**Required task**
Your task is to locate every line holding the string "duradomi" and to copy each of them.

====== Records to process ======

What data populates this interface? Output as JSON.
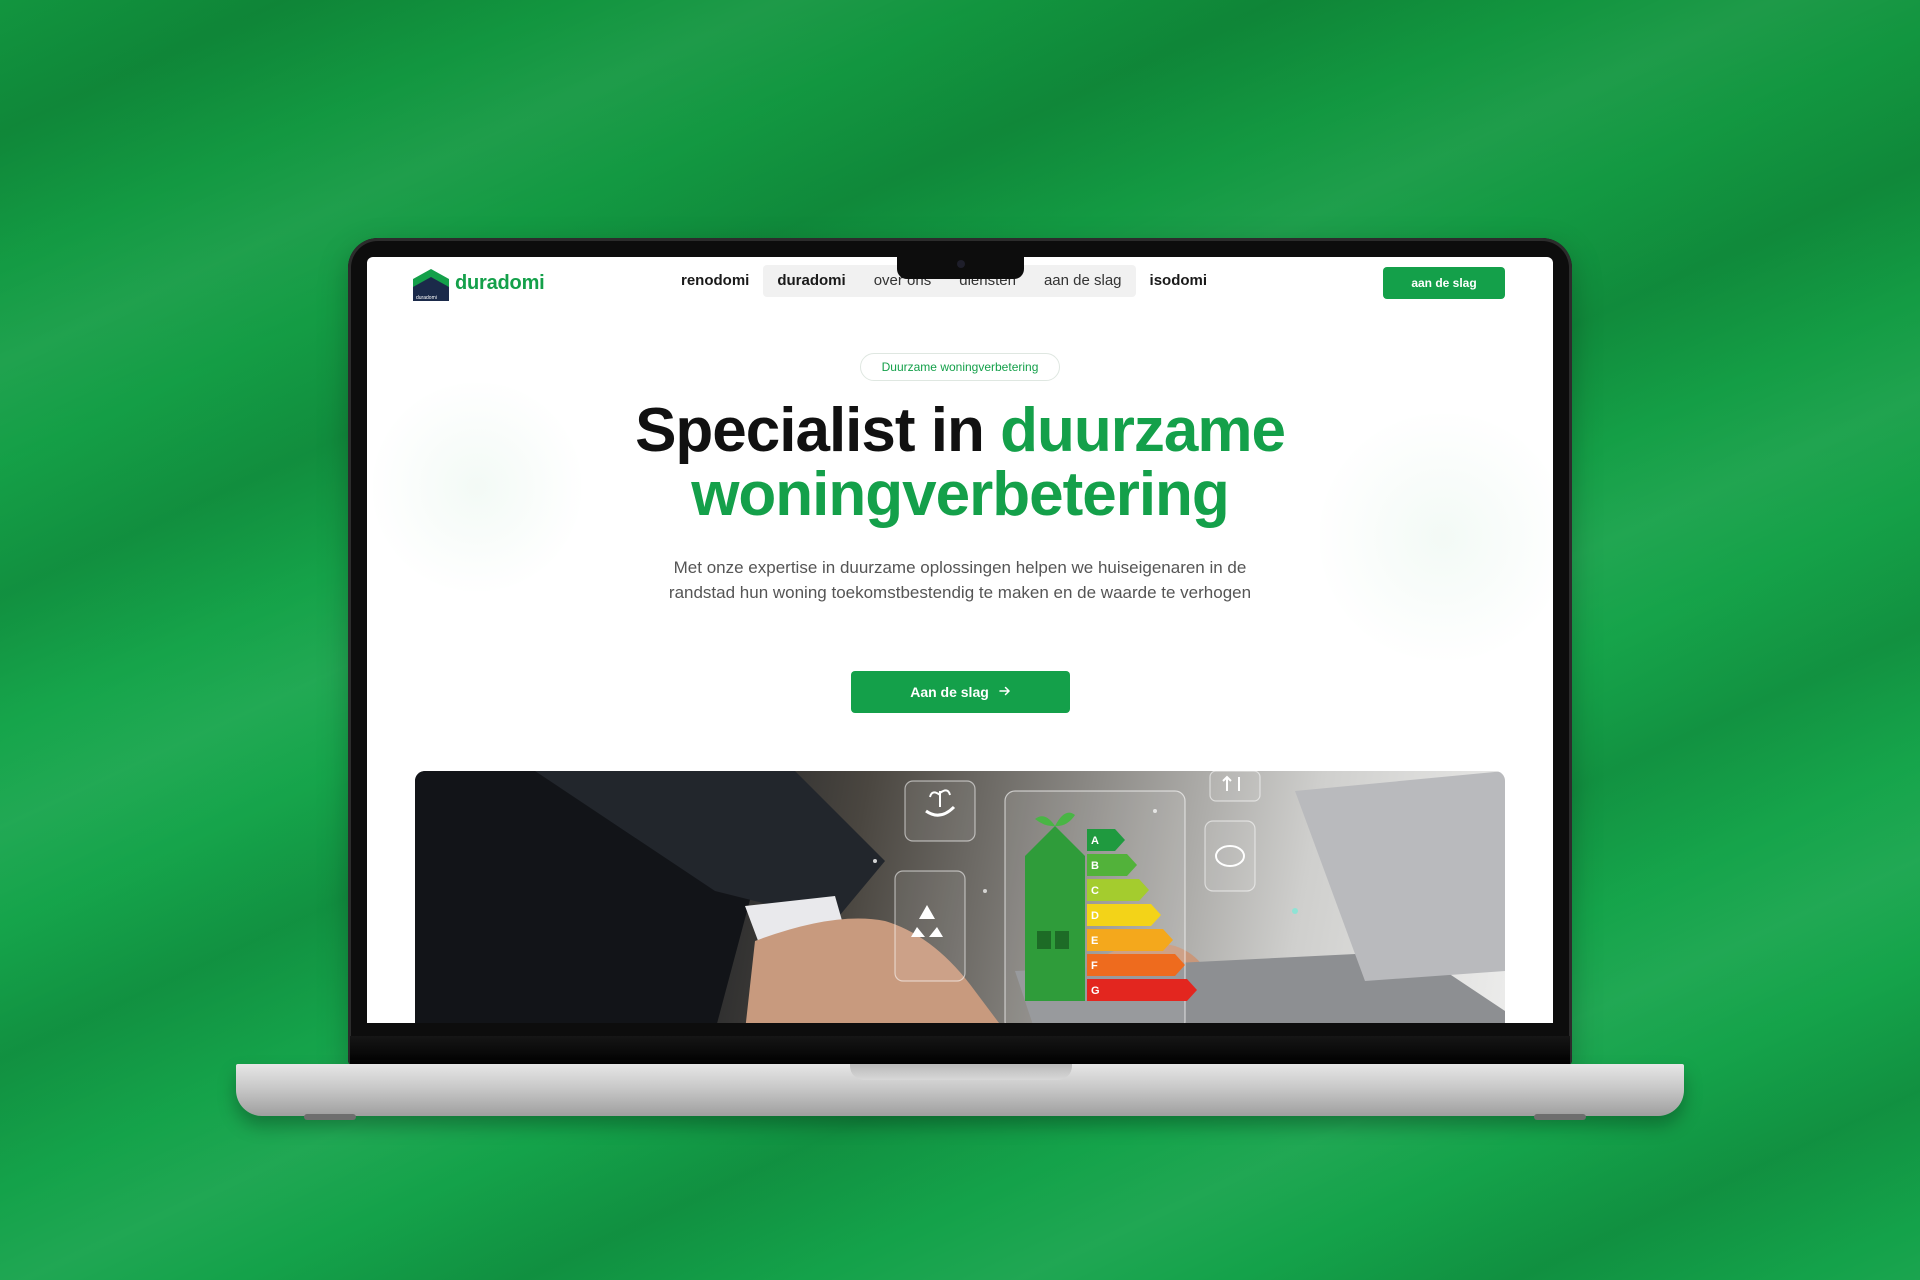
{
  "site": {
    "logo_text": "duradomi",
    "logo_sub": "duradomi"
  },
  "nav": {
    "links": [
      {
        "label": "renodomi"
      },
      {
        "label": "duradomi"
      },
      {
        "label": "over ons"
      },
      {
        "label": "diensten"
      },
      {
        "label": "aan de slag"
      },
      {
        "label": "isodomi"
      }
    ],
    "cta_label": "aan de slag"
  },
  "hero": {
    "badge": "Duurzame woningverbetering",
    "headline_dark": "Specialist in ",
    "headline_green_1": "duurzame",
    "headline_green_2": "woningverbetering",
    "subtitle": "Met onze expertise in duurzame oplossingen helpen we huiseigenaren in de randstad hun woning toekomstbestendig te maken en de waarde te verhogen",
    "cta_label": "Aan de slag",
    "cta_icon": "arrow-right-icon"
  },
  "energy_label": {
    "classes": [
      "A",
      "B",
      "C",
      "D",
      "E",
      "F",
      "G"
    ],
    "colors": [
      "#1f9a3f",
      "#52b23a",
      "#a4cc2e",
      "#f3d318",
      "#f4a81c",
      "#ee6b1e",
      "#e3261f"
    ]
  },
  "colors": {
    "brand_green": "#14a04a",
    "background_green": "#13a049",
    "text_dark": "#111111"
  }
}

======

**Result of the exercise**
    "logo_text": "duradomi",
    "logo_sub": "duradomi"
        "label": "duradomi"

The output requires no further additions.